### Stated goal
Copy out only the span from the line with "What text is on this page?" to the end of the data, both ends kept, word for word.
....
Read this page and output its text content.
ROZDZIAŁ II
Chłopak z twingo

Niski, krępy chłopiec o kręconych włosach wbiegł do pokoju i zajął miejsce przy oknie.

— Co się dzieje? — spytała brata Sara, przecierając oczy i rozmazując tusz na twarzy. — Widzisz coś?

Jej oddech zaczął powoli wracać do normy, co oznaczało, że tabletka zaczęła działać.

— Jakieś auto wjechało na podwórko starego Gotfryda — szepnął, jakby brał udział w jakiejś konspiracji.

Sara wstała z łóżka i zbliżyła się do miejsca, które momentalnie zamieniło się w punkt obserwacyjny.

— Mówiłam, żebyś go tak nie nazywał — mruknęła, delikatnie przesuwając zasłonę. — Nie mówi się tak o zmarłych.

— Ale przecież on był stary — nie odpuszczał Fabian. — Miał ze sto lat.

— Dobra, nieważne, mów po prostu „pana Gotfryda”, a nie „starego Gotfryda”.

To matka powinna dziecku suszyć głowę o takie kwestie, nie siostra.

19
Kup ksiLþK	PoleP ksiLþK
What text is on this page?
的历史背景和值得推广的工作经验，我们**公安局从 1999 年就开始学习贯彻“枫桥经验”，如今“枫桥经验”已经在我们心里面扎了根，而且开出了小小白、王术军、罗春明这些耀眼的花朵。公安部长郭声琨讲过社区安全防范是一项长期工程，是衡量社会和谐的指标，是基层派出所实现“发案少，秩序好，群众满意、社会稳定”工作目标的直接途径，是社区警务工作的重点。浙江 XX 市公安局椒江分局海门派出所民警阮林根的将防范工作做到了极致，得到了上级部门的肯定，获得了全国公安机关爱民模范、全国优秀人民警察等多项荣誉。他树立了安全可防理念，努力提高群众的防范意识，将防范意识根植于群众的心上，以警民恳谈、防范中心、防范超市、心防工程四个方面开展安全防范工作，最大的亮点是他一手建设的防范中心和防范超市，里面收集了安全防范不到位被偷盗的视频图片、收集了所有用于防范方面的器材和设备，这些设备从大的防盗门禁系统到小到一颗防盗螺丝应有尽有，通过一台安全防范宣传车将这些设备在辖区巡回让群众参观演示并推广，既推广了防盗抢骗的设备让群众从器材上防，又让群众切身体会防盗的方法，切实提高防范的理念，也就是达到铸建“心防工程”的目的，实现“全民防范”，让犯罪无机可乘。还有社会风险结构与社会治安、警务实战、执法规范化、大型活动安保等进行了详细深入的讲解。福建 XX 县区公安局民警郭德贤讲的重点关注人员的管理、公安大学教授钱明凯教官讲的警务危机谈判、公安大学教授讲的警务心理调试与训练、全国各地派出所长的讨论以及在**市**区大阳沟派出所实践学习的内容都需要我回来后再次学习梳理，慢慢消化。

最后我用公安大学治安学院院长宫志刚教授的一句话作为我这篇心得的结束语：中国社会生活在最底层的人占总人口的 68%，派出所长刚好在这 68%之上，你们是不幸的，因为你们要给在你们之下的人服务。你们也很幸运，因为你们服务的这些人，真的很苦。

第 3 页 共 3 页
....
### Result of this task
What text is on this page?
的历史背景和值得推广的工作经验，我们**公安局从 1999 年就开始学习贯彻“枫桥经验”，如今“枫桥经验”已经在我们心里面扎了根，而且开出了小小白、王术军、罗春明这些耀眼的花朵。公安部长郭声琨讲过社区安全防范是一项长期工程，是衡量社会和谐的指标，是基层派出所实现“发案少，秩序好，群众满意、社会稳定”工作目标的直接途径，是社区警务工作的重点。浙江 XX 市公安局椒江分局海门派出所民警阮林根的将防范工作做到了极致，得到了上级部门的肯定，获得了全国公安机关爱民模范、全国优秀人民警察等多项荣誉。他树立了安全可防理念，努力提高群众的防范意识，将防范意识根植于群众的心上，以警民恳谈、防范中心、防范超市、心防工程四个方面开展安全防范工作，最大的亮点是他一手建设的防范中心和防范超市，里面收集了安全防范不到位被偷盗的视频图片、收集了所有用于防范方面的器材和设备，这些设备从大的防盗门禁系统到小到一颗防盗螺丝应有尽有，通过一台安全防范宣传车将这些设备在辖区巡回让群众参观演示并推广，既推广了防盗抢骗的设备让群众从器材上防，又让群众切身体会防盗的方法，切实提高防范的理念，也就是达到铸建“心防工程”的目的，实现“全民防范”，让犯罪无机可乘。还有社会风险结构与社会治安、警务实战、执法规范化、大型活动安保等进行了详细深入的讲解。福建 XX 县区公安局民警郭德贤讲的重点关注人员的管理、公安大学教授钱明凯教官讲的警务危机谈判、公安大学教授讲的警务心理调试与训练、全国各地派出所长的讨论以及在**市**区大阳沟派出所实践学习的内容都需要我回来后再次学习梳理，慢慢消化。

最后我用公安大学治安学院院长宫志刚教授的一句话作为我这篇心得的结束语：中国社会生活在最底层的人占总人口的 68%，派出所长刚好在这 68%之上，你们是不幸的，因为你们要给在你们之下的人服务。你们也很幸运，因为你们服务的这些人，真的很苦。

第 3 页 共 3 页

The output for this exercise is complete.